EXERCISE DETAILS: Give every line of the data again, exactly.

*** RECORDS FOR THIS TASK Section Begins ***

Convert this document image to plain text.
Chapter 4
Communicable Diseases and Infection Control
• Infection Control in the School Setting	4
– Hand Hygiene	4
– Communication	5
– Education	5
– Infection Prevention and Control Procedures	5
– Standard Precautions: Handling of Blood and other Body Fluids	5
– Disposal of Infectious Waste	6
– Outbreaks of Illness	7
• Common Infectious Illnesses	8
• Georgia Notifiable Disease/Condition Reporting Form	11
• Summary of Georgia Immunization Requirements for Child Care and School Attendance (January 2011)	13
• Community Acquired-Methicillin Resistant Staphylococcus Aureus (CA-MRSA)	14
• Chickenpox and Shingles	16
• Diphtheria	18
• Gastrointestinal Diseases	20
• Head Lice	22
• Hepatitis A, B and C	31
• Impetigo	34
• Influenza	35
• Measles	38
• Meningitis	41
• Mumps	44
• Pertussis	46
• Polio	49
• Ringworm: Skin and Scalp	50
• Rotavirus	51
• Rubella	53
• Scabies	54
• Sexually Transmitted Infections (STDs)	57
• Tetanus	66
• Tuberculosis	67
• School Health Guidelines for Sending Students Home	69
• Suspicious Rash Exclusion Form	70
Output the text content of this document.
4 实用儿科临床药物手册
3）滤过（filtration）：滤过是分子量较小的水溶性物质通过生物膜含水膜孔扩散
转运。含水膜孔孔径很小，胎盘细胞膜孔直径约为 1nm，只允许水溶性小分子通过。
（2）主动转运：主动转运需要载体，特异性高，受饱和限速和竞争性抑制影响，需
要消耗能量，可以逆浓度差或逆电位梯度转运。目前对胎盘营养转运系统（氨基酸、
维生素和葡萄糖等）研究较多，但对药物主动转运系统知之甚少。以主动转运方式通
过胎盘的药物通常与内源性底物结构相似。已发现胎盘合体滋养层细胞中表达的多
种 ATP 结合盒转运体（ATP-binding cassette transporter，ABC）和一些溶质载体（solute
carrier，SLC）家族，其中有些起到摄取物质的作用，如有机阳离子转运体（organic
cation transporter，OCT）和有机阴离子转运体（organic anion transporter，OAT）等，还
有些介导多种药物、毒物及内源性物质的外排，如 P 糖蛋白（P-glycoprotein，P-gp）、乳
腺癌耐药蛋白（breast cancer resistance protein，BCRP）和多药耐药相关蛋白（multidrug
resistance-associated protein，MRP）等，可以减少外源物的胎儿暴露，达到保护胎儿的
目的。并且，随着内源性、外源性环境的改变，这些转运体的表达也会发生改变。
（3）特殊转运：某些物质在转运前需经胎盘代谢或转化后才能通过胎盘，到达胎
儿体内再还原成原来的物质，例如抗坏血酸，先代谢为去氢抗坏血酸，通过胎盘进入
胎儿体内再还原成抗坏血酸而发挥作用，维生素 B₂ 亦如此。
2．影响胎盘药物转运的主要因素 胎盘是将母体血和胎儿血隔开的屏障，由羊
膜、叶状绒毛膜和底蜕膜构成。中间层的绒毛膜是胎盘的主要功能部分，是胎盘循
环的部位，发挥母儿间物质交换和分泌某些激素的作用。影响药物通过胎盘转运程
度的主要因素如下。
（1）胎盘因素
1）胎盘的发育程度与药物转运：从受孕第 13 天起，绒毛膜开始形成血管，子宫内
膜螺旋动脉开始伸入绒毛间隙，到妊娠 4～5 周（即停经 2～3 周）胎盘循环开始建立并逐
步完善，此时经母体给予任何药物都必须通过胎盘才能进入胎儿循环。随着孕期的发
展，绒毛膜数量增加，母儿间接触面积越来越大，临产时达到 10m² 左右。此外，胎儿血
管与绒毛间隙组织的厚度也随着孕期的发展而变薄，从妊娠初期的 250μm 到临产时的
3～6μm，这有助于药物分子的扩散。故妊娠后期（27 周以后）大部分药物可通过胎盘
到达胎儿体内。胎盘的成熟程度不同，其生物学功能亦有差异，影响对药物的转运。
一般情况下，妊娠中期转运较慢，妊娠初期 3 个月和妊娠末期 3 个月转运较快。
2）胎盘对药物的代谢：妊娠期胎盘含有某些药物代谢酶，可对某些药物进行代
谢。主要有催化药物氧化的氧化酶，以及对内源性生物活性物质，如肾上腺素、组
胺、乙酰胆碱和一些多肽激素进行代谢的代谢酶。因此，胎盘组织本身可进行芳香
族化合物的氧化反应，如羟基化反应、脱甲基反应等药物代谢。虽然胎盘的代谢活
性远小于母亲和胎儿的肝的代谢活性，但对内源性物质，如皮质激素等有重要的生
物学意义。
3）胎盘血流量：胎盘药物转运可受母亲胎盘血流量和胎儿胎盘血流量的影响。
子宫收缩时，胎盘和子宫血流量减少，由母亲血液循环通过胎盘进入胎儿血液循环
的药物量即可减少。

*** RECORDS FOR THIS TASK Section Ends ***

WRITTEN RESPONSE:
Convert this document image to plain text.
Chapter 4
Communicable Diseases and Infection Control
• Infection Control in the School Setting	4
– Hand Hygiene	4
– Communication	5
– Education	5
– Infection Prevention and Control Procedures	5
– Standard Precautions: Handling of Blood and other Body Fluids	5
– Disposal of Infectious Waste	6
– Outbreaks of Illness	7
• Common Infectious Illnesses	8
• Georgia Notifiable Disease/Condition Reporting Form	11
• Summary of Georgia Immunization Requirements for Child Care and School Attendance (January 2011)	13
• Community Acquired-Methicillin Resistant Staphylococcus Aureus (CA-MRSA)	14
• Chickenpox and Shingles	16
• Diphtheria	18
• Gastrointestinal Diseases	20
• Head Lice	22
• Hepatitis A, B and C	31
• Impetigo	34
• Influenza	35
• Measles	38
• Meningitis	41
• Mumps	44
• Pertussis	46
• Polio	49
• Ringworm: Skin and Scalp	50
• Rotavirus	51
• Rubella	53
• Scabies	54
• Sexually Transmitted Infections (STDs)	57
• Tetanus	66
• Tuberculosis	67
• School Health Guidelines for Sending Students Home	69
• Suspicious Rash Exclusion Form	70
Output the text content of this document.
4 实用儿科临床药物手册
3）滤过（filtration）：滤过是分子量较小的水溶性物质通过生物膜含水膜孔扩散
转运。含水膜孔孔径很小，胎盘细胞膜孔直径约为 1nm，只允许水溶性小分子通过。
（2）主动转运：主动转运需要载体，特异性高，受饱和限速和竞争性抑制影响，需
要消耗能量，可以逆浓度差或逆电位梯度转运。目前对胎盘营养转运系统（氨基酸、
维生素和葡萄糖等）研究较多，但对药物主动转运系统知之甚少。以主动转运方式通
过胎盘的药物通常与内源性底物结构相似。已发现胎盘合体滋养层细胞中表达的多
种 ATP 结合盒转运体（ATP-binding cassette transporter，ABC）和一些溶质载体（solute
carrier，SLC）家族，其中有些起到摄取物质的作用，如有机阳离子转运体（organic
cation transporter，OCT）和有机阴离子转运体（organic anion transporter，OAT）等，还
有些介导多种药物、毒物及内源性物质的外排，如 P 糖蛋白（P-glycoprotein，P-gp）、乳
腺癌耐药蛋白（breast cancer resistance protein，BCRP）和多药耐药相关蛋白（multidrug
resistance-associated protein，MRP）等，可以减少外源物的胎儿暴露，达到保护胎儿的
目的。并且，随着内源性、外源性环境的改变，这些转运体的表达也会发生改变。
（3）特殊转运：某些物质在转运前需经胎盘代谢或转化后才能通过胎盘，到达胎
儿体内再还原成原来的物质，例如抗坏血酸，先代谢为去氢抗坏血酸，通过胎盘进入
胎儿体内再还原成抗坏血酸而发挥作用，维生素 B₂ 亦如此。
2．影响胎盘药物转运的主要因素 胎盘是将母体血和胎儿血隔开的屏障，由羊
膜、叶状绒毛膜和底蜕膜构成。中间层的绒毛膜是胎盘的主要功能部分，是胎盘循
环的部位，发挥母儿间物质交换和分泌某些激素的作用。影响药物通过胎盘转运程
度的主要因素如下。
（1）胎盘因素
1）胎盘的发育程度与药物转运：从受孕第 13 天起，绒毛膜开始形成血管，子宫内
膜螺旋动脉开始伸入绒毛间隙，到妊娠 4～5 周（即停经 2～3 周）胎盘循环开始建立并逐
步完善，此时经母体给予任何药物都必须通过胎盘才能进入胎儿循环。随着孕期的发
展，绒毛膜数量增加，母儿间接触面积越来越大，临产时达到 10m² 左右。此外，胎儿血
管与绒毛间隙组织的厚度也随着孕期的发展而变薄，从妊娠初期的 250μm 到临产时的
3～6μm，这有助于药物分子的扩散。故妊娠后期（27 周以后）大部分药物可通过胎盘
到达胎儿体内。胎盘的成熟程度不同，其生物学功能亦有差异，影响对药物的转运。
一般情况下，妊娠中期转运较慢，妊娠初期 3 个月和妊娠末期 3 个月转运较快。
2）胎盘对药物的代谢：妊娠期胎盘含有某些药物代谢酶，可对某些药物进行代
谢。主要有催化药物氧化的氧化酶，以及对内源性生物活性物质，如肾上腺素、组
胺、乙酰胆碱和一些多肽激素进行代谢的代谢酶。因此，胎盘组织本身可进行芳香
族化合物的氧化反应，如羟基化反应、脱甲基反应等药物代谢。虽然胎盘的代谢活
性远小于母亲和胎儿的肝的代谢活性，但对内源性物质，如皮质激素等有重要的生
物学意义。
3）胎盘血流量：胎盘药物转运可受母亲胎盘血流量和胎儿胎盘血流量的影响。
子宫收缩时，胎盘和子宫血流量减少，由母亲血液循环通过胎盘进入胎儿血液循环
的药物量即可减少。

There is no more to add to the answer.